• Written exercise: Transcribe all the entries word for word, skipping the pictures.

• Records for the task:
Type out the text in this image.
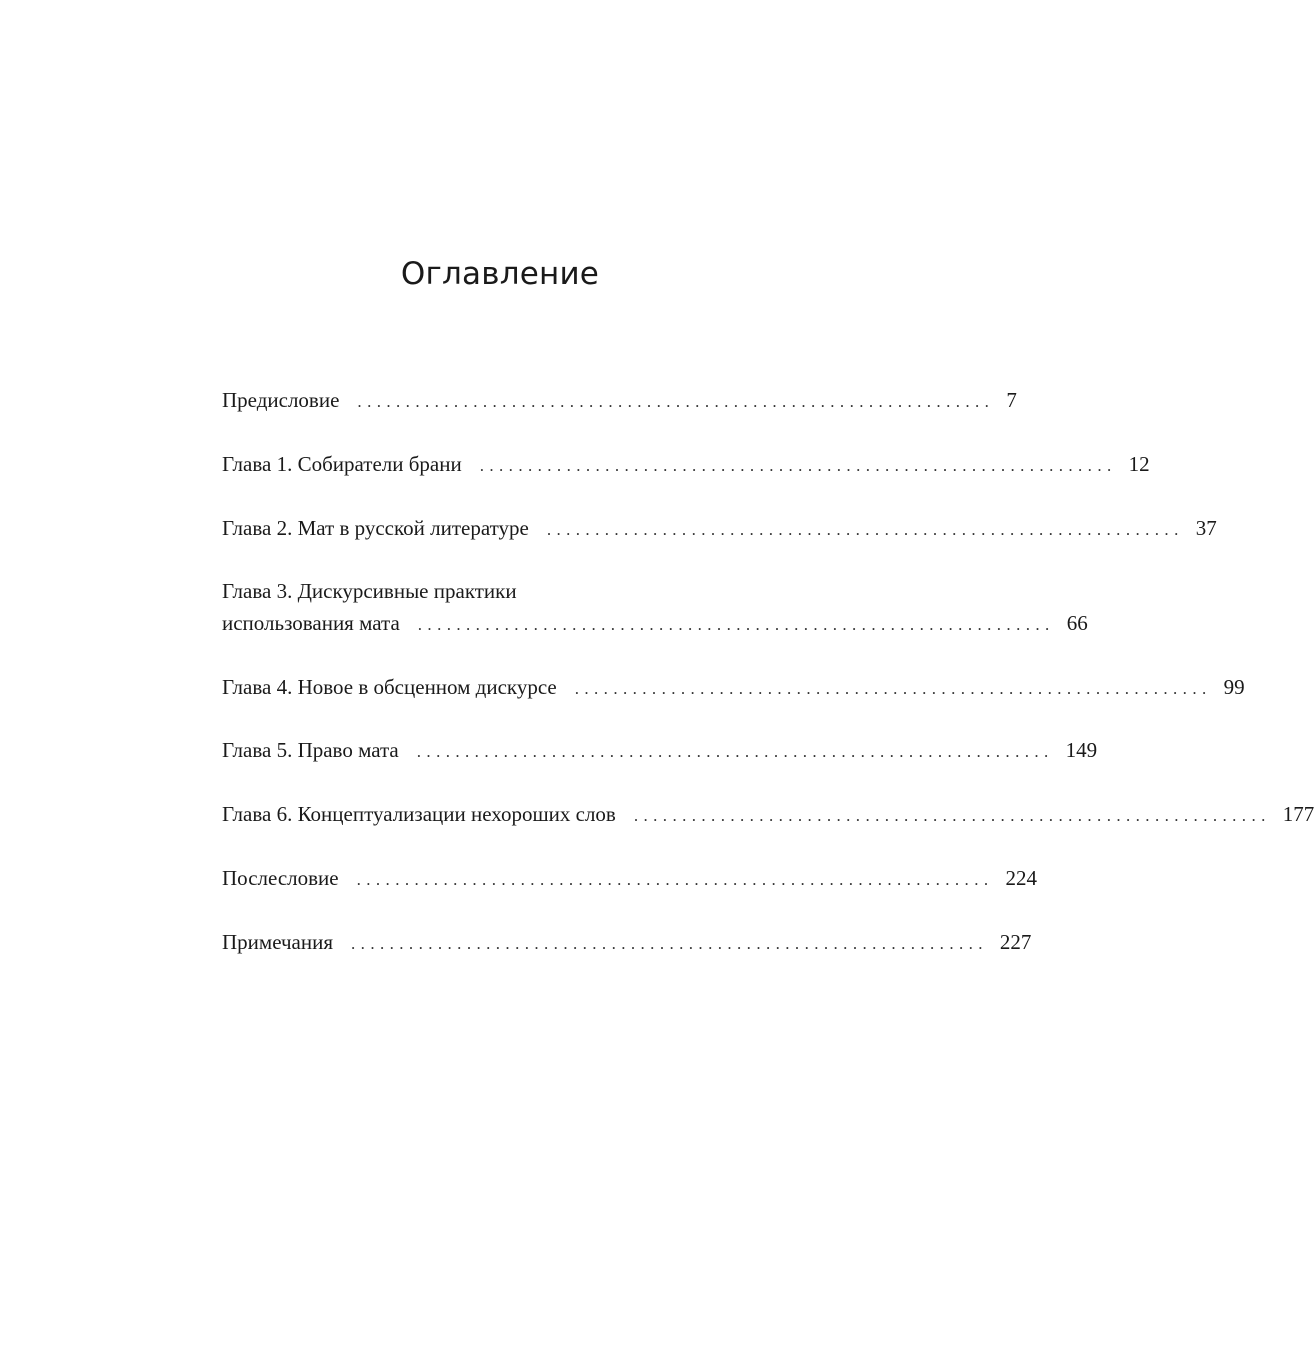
Оглавление
Предисловие .................................................................. 7
Глава 1. Собиратели брани .................................................................. 12
Глава 2. Мат в русской литературе .................................................................. 37
Глава 3. Дискурсивные практики
использования мата .................................................................. 66
Глава 4. Новое в обсценном дискурсе .................................................................. 99
Глава 5. Право мата .................................................................. 149
Глава 6. Концептуализации нехороших слов .................................................................. 177
Послесловие .................................................................. 224
Примечания .................................................................. 227
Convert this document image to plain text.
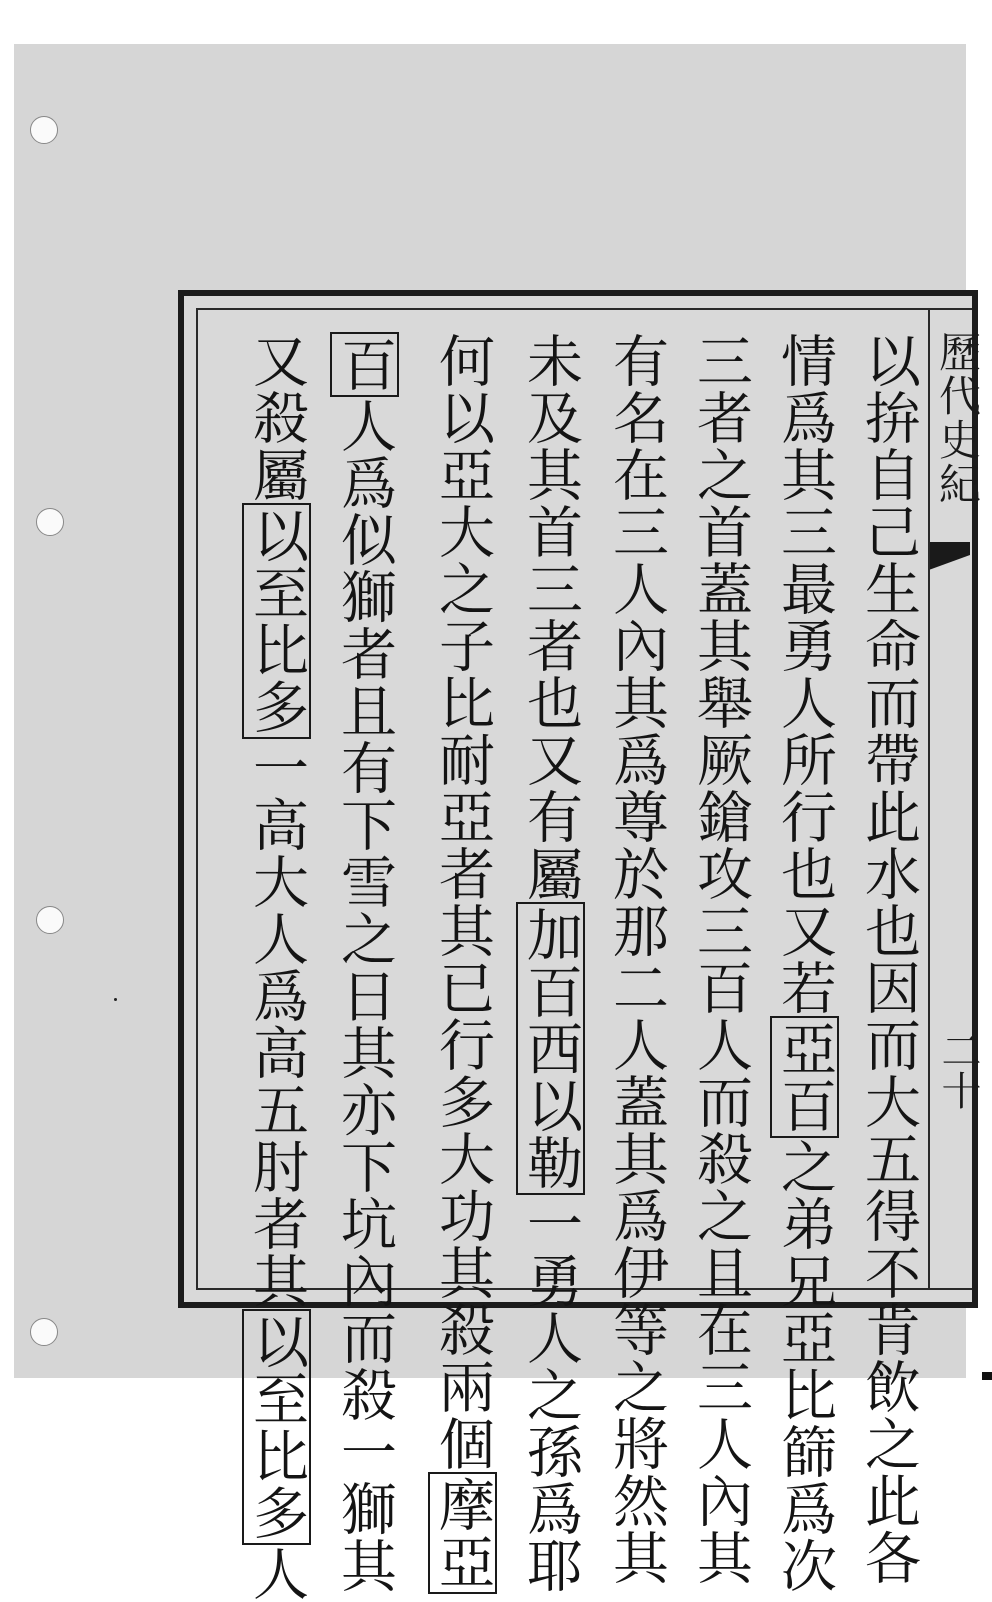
歷代史紀
二十
以拚自己生命而帶此水也因而大五得不肯飲之此各
情爲其三最勇人所行也又若亞百之弟兄亞比篩爲次
三者之首蓋其舉厥鎗攻三百人而殺之且在三人內其
有名在三人內其爲尊於那二人蓋其爲伊等之將然其
未及其首三者也又有屬加百西以勒一勇人之孫爲耶
何以亞大之子比耐亞者其已行多大功其殺兩個摩亞
百人爲似獅者且有下雪之日其亦下坑內而殺一獅其
又殺屬以至比多一高大人爲高五肘者其以至比多人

• Complete response:
Type out the text in this image.
Оглавление
Предисловие .................................................................. 7
Глава 1. Собиратели брани .................................................................. 12
Глава 2. Мат в русской литературе .................................................................. 37
Глава 3. Дискурсивные практики
использования мата .................................................................. 66
Глава 4. Новое в обсценном дискурсе .................................................................. 99
Глава 5. Право мата .................................................................. 149
Глава 6. Концептуализации нехороших слов .................................................................. 177
Послесловие .................................................................. 224
Примечания .................................................................. 227
Convert this document image to plain text.
歷代史紀
二十
以拚自己生命而帶此水也因而大五得不肯飲之此各
情爲其三最勇人所行也又若亞百之弟兄亞比篩爲次
三者之首蓋其舉厥鎗攻三百人而殺之且在三人內其
有名在三人內其爲尊於那二人蓋其爲伊等之將然其
未及其首三者也又有屬加百西以勒一勇人之孫爲耶
何以亞大之子比耐亞者其已行多大功其殺兩個摩亞
百人爲似獅者且有下雪之日其亦下坑內而殺一獅其
又殺屬以至比多一高大人爲高五肘者其以至比多人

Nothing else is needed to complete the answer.